INPUT FOR THIS TASK:

········

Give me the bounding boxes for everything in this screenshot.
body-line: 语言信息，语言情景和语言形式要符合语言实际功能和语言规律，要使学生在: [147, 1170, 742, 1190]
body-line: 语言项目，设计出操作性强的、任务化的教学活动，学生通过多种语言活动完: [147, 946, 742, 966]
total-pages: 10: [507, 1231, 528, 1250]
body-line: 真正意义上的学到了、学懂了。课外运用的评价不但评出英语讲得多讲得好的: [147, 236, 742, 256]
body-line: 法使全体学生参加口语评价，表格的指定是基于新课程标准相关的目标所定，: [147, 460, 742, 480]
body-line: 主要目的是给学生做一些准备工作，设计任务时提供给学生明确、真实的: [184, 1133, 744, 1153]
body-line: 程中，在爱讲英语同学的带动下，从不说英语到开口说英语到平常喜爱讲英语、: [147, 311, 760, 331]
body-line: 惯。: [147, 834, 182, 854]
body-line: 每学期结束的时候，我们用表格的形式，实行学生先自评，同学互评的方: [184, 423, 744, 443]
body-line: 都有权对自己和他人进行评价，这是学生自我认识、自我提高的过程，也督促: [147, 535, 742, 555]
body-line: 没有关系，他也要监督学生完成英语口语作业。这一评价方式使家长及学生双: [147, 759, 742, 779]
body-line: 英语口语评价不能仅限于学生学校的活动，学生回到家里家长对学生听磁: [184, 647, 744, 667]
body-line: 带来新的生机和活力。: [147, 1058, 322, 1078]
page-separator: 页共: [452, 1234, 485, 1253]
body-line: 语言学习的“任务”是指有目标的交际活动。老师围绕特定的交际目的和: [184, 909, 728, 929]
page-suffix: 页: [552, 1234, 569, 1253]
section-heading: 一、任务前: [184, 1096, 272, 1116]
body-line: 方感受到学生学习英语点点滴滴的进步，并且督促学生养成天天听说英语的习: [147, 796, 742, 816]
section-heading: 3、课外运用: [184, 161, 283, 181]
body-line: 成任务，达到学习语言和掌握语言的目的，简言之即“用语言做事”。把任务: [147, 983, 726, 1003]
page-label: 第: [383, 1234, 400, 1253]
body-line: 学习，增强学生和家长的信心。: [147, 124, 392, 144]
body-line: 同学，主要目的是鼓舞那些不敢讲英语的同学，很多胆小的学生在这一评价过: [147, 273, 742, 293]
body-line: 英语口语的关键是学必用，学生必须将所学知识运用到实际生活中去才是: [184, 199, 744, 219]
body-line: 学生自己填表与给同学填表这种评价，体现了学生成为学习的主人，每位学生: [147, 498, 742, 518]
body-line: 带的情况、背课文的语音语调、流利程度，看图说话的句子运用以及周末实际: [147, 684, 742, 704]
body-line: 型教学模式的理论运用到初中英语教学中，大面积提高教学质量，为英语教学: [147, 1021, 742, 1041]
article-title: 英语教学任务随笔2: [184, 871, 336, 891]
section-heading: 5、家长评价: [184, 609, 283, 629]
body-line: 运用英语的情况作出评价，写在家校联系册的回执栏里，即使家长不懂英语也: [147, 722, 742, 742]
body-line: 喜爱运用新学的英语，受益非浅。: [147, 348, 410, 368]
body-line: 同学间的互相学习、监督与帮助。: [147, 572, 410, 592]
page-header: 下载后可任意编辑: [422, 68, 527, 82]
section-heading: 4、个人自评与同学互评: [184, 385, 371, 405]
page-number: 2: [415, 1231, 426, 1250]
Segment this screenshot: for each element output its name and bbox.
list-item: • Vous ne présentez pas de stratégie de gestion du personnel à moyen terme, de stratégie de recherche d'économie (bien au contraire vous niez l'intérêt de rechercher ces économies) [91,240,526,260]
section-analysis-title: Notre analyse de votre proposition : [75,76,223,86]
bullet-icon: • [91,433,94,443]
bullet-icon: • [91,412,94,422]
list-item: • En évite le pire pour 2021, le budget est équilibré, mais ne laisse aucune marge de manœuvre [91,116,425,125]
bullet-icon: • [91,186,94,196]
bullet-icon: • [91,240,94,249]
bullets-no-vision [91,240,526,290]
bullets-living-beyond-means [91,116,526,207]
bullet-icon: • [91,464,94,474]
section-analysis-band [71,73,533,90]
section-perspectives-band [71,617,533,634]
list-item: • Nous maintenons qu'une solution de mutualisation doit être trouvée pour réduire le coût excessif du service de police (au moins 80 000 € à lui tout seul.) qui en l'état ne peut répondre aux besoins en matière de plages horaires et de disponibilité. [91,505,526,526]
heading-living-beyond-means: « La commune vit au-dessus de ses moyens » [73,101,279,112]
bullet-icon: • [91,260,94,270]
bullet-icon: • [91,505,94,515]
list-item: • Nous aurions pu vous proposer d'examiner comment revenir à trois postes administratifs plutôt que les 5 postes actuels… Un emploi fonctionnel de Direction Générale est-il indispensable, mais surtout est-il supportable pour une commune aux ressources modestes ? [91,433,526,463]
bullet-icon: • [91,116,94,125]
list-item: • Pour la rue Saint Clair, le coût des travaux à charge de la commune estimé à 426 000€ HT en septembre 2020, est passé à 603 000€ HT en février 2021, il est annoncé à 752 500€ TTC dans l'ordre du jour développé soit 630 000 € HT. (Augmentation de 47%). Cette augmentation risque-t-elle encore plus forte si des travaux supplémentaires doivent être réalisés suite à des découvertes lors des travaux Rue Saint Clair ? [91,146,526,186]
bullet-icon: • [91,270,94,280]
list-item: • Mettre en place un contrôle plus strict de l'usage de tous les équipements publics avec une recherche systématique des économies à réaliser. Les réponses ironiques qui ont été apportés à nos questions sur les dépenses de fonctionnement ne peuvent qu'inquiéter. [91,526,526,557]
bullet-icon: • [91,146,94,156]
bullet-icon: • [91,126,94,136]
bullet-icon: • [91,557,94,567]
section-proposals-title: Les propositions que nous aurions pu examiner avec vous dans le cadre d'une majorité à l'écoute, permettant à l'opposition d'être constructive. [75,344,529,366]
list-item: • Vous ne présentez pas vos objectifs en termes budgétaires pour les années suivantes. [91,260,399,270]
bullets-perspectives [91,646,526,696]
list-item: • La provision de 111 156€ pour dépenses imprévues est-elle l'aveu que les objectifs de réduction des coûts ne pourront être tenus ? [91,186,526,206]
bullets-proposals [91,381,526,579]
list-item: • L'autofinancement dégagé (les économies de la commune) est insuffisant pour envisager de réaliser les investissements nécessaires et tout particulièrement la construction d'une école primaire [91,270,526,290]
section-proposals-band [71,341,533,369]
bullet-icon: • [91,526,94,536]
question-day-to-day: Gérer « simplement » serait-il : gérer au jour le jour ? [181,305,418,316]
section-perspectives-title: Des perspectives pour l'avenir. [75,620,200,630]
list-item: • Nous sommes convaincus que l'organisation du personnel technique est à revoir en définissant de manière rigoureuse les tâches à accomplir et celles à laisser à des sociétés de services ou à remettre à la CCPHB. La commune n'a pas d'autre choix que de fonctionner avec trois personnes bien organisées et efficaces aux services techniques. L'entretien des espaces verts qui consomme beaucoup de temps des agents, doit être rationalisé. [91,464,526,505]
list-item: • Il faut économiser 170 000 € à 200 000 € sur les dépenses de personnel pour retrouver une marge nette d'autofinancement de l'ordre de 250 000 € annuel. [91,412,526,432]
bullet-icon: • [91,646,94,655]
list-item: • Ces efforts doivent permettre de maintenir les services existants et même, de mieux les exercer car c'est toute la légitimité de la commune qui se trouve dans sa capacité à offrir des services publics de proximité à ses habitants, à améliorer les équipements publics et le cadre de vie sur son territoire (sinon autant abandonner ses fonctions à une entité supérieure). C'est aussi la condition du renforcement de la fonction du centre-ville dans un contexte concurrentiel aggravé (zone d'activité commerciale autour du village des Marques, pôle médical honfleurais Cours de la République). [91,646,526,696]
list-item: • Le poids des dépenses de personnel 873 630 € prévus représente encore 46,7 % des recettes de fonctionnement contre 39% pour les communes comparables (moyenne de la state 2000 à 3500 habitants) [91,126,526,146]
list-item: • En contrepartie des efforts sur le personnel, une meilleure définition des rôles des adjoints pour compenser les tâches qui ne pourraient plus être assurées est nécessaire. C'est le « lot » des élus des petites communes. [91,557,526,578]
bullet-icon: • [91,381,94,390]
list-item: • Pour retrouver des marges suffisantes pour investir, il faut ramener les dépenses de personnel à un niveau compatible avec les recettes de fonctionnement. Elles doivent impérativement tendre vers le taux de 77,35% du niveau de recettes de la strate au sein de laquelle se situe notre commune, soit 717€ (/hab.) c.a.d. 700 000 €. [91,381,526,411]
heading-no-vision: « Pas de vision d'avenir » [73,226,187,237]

········

TASK: Copy out every line of the material above that contains the string "beyond", matching case exactly.

SOLUTION FOR THIS TASK:
bullets-living-beyond-means [91,116,526,207]
heading-living-beyond-means: « La commune vit au-dessus de ses moyens » [73,101,279,112]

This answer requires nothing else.